The request - Check the listing below for lines that hold "JSON". How many are there? Please give only the number.

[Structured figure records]
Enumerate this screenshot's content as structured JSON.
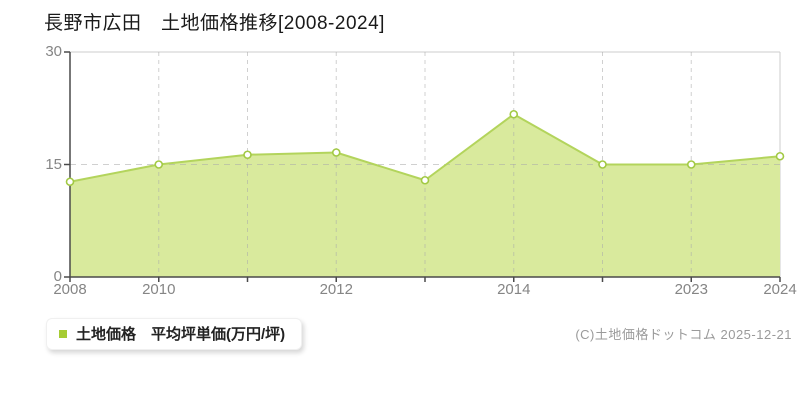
{
  "title": "長野市広田　土地価格推移[2008-2024]",
  "legend": {
    "label": "土地価格　平均坪単価(万円/坪)",
    "marker_color": "#a6cc33"
  },
  "copyright": "(C)土地価格ドットコム 2025-12-21",
  "chart_data": {
    "type": "area",
    "title": "長野市広田 土地価格推移[2008-2024]",
    "categories": [
      "2008",
      "2010",
      "",
      "2012",
      "",
      "2014",
      "",
      "2023",
      "2024"
    ],
    "series": [
      {
        "name": "土地価格 平均坪単価(万円/坪)",
        "values": [
          12.7,
          15.0,
          16.3,
          16.6,
          12.9,
          21.7,
          15.0,
          15.0,
          16.1
        ]
      }
    ],
    "xlabel": "",
    "ylabel": "",
    "ylim": [
      0,
      30
    ],
    "yticks": [
      0,
      15,
      30
    ],
    "grid": {
      "vertical": "dashed",
      "horizontal_at": [
        15
      ]
    },
    "legend_position": "bottom-left",
    "colors": {
      "area_fill": "#d9ea9d",
      "line": "#b3d45c",
      "marker_fill": "#ffffff",
      "marker_stroke": "#a2c944",
      "grid": "#aaaaaa",
      "axis": "#4a4a4a",
      "tick_label": "#858585",
      "border": "#cccccc"
    }
  }
}
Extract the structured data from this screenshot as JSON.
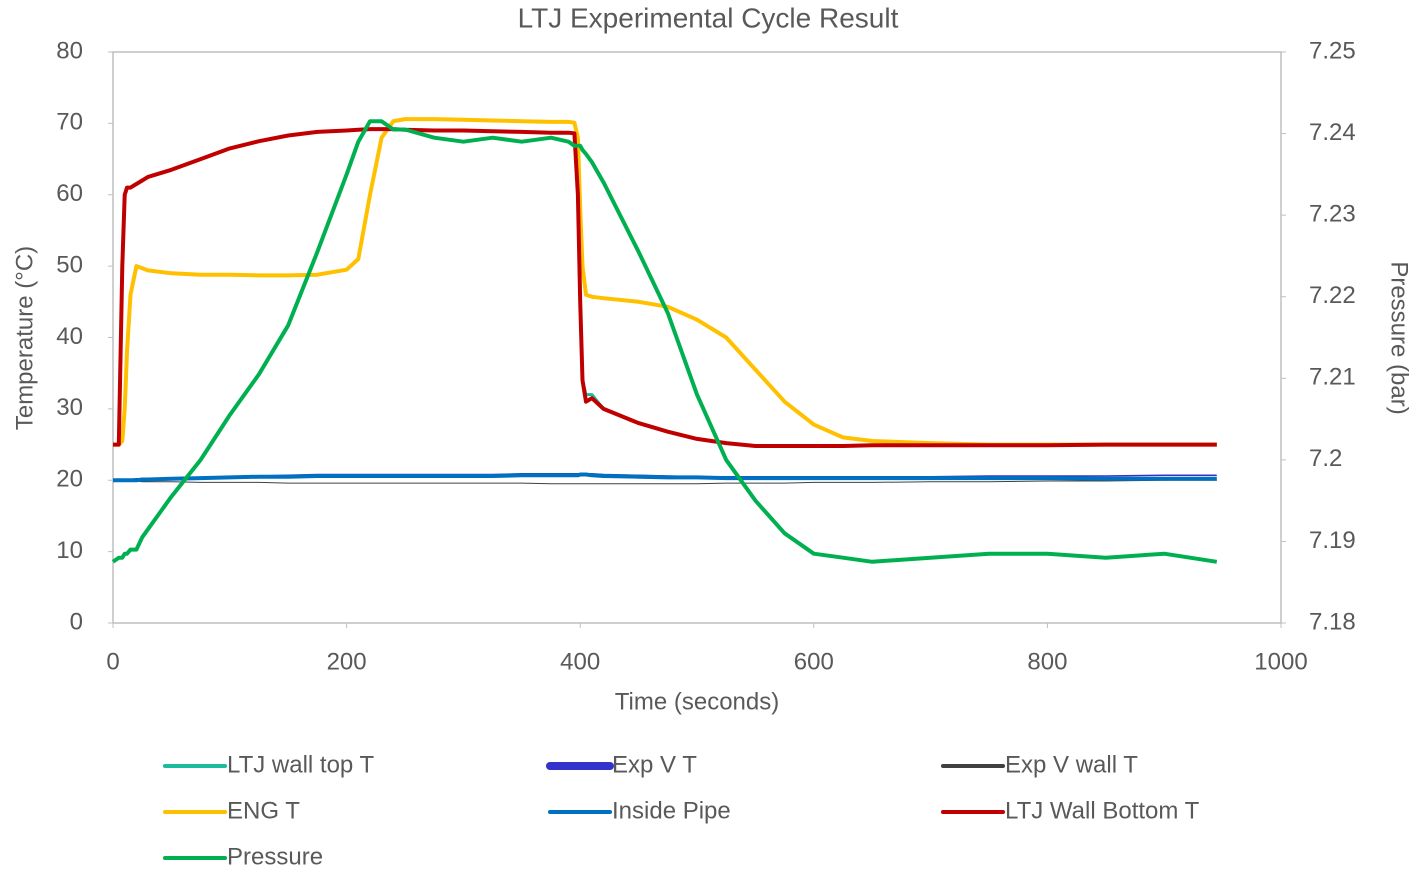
{
  "chart_data": {
    "type": "line",
    "title": "LTJ Experimental Cycle Result",
    "x_label": "Time (seconds)",
    "y_label": "Temperature (°C)",
    "y2_label": "Pressure (bar)",
    "xlim": [
      0,
      1000
    ],
    "xticks": [
      0,
      200,
      400,
      600,
      800,
      1000
    ],
    "ylim": [
      0,
      80
    ],
    "yticks": [
      0,
      10,
      20,
      30,
      40,
      50,
      60,
      70,
      80
    ],
    "y2lim": [
      7.18,
      7.25
    ],
    "y2ticks": [
      7.18,
      7.19,
      7.2,
      7.21,
      7.22,
      7.23,
      7.24,
      7.25
    ],
    "grid": false,
    "legend": "bottom",
    "x": [
      0,
      5,
      8,
      10,
      12,
      15,
      20,
      25,
      30,
      50,
      75,
      100,
      125,
      150,
      175,
      200,
      210,
      220,
      230,
      240,
      250,
      275,
      300,
      325,
      350,
      375,
      390,
      395,
      398,
      400,
      402,
      405,
      410,
      420,
      450,
      475,
      500,
      525,
      550,
      575,
      600,
      625,
      650,
      700,
      750,
      800,
      850,
      900,
      945
    ],
    "series": [
      {
        "name": "LTJ wall top T",
        "color": "#1abc9c",
        "width": 3,
        "values": [
          25,
          25,
          50,
          60,
          61,
          61,
          61.5,
          62,
          62.5,
          63.5,
          65,
          66.5,
          67.5,
          68.3,
          68.8,
          69,
          69.1,
          69.2,
          69.2,
          69.2,
          69.1,
          69,
          69,
          68.9,
          68.8,
          68.7,
          68.7,
          68.6,
          60,
          45,
          34,
          32,
          32,
          30,
          28,
          26.8,
          25.8,
          25.2,
          24.8,
          24.8,
          24.8,
          24.8,
          24.9,
          24.9,
          24.9,
          24.9,
          25,
          25,
          25
        ]
      },
      {
        "name": "Exp V T",
        "color": "#3333cc",
        "width": 1.5,
        "values": [
          20.1,
          20.1,
          20.1,
          20.1,
          20.1,
          20.1,
          20.2,
          20.2,
          20.2,
          20.3,
          20.4,
          20.5,
          20.6,
          20.7,
          20.8,
          20.8,
          20.8,
          20.8,
          20.8,
          20.8,
          20.8,
          20.8,
          20.8,
          20.8,
          20.9,
          20.9,
          20.9,
          20.9,
          20.9,
          20.9,
          20.9,
          20.9,
          20.9,
          20.8,
          20.7,
          20.6,
          20.5,
          20.5,
          20.5,
          20.5,
          20.5,
          20.5,
          20.5,
          20.5,
          20.6,
          20.6,
          20.6,
          20.7,
          20.7
        ]
      },
      {
        "name": "Exp V wall T",
        "color": "#404040",
        "width": 1,
        "values": [
          19.9,
          19.9,
          19.9,
          19.9,
          19.9,
          19.9,
          19.9,
          19.8,
          19.8,
          19.8,
          19.7,
          19.7,
          19.7,
          19.6,
          19.6,
          19.6,
          19.6,
          19.6,
          19.6,
          19.6,
          19.6,
          19.6,
          19.6,
          19.6,
          19.6,
          19.5,
          19.5,
          19.5,
          19.5,
          19.5,
          19.5,
          19.5,
          19.5,
          19.5,
          19.5,
          19.5,
          19.5,
          19.6,
          19.6,
          19.6,
          19.7,
          19.7,
          19.7,
          19.8,
          19.8,
          19.9,
          19.9,
          20,
          20
        ]
      },
      {
        "name": "ENG T",
        "color": "#ffc000",
        "width": 4,
        "values": [
          25,
          25,
          25.5,
          30,
          38,
          46,
          50,
          49.7,
          49.4,
          49,
          48.8,
          48.8,
          48.7,
          48.7,
          48.8,
          49.5,
          51,
          60,
          68,
          70.3,
          70.6,
          70.6,
          70.5,
          70.4,
          70.3,
          70.2,
          70.2,
          70.1,
          68,
          58,
          50,
          46,
          45.7,
          45.5,
          45,
          44.3,
          42.5,
          40,
          35.5,
          31,
          27.8,
          26,
          25.5,
          25.2,
          25,
          25,
          25,
          25,
          25
        ]
      },
      {
        "name": "Inside Pipe",
        "color": "#0070c0",
        "width": 4,
        "values": [
          20,
          20,
          20,
          20,
          20,
          20,
          20,
          20.1,
          20.1,
          20.2,
          20.3,
          20.4,
          20.5,
          20.5,
          20.6,
          20.6,
          20.6,
          20.6,
          20.6,
          20.6,
          20.6,
          20.6,
          20.6,
          20.6,
          20.7,
          20.7,
          20.7,
          20.7,
          20.7,
          20.8,
          20.8,
          20.8,
          20.7,
          20.6,
          20.5,
          20.4,
          20.4,
          20.3,
          20.3,
          20.3,
          20.3,
          20.3,
          20.3,
          20.3,
          20.3,
          20.3,
          20.2,
          20.2,
          20.2
        ]
      },
      {
        "name": "LTJ Wall Bottom T",
        "color": "#c00000",
        "width": 4,
        "values": [
          25,
          25,
          50,
          60,
          61,
          61,
          61.5,
          62,
          62.5,
          63.5,
          65,
          66.5,
          67.5,
          68.3,
          68.8,
          69,
          69.1,
          69.2,
          69.2,
          69.2,
          69.1,
          69,
          69,
          68.9,
          68.8,
          68.7,
          68.7,
          68.6,
          60,
          45,
          34,
          31,
          31.5,
          30,
          28,
          26.8,
          25.8,
          25.2,
          24.8,
          24.8,
          24.8,
          24.8,
          24.9,
          24.9,
          24.9,
          24.9,
          25,
          25,
          25
        ]
      },
      {
        "name": "Pressure",
        "color": "#00b050",
        "width": 4,
        "axis": "y2",
        "values": [
          7.1875,
          7.188,
          7.188,
          7.1885,
          7.1885,
          7.189,
          7.189,
          7.1905,
          7.1915,
          7.1955,
          7.2,
          7.2055,
          7.2105,
          7.2165,
          7.2255,
          7.235,
          7.239,
          7.2415,
          7.2415,
          7.2405,
          7.2405,
          7.2395,
          7.239,
          7.2395,
          7.239,
          7.2395,
          7.239,
          7.2385,
          7.2385,
          7.2385,
          7.238,
          7.2375,
          7.2365,
          7.234,
          7.2255,
          7.218,
          7.208,
          7.2,
          7.195,
          7.191,
          7.1885,
          7.188,
          7.1875,
          7.188,
          7.1885,
          7.1885,
          7.188,
          7.1885,
          7.1875
        ]
      }
    ]
  }
}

Solution to this problem - 2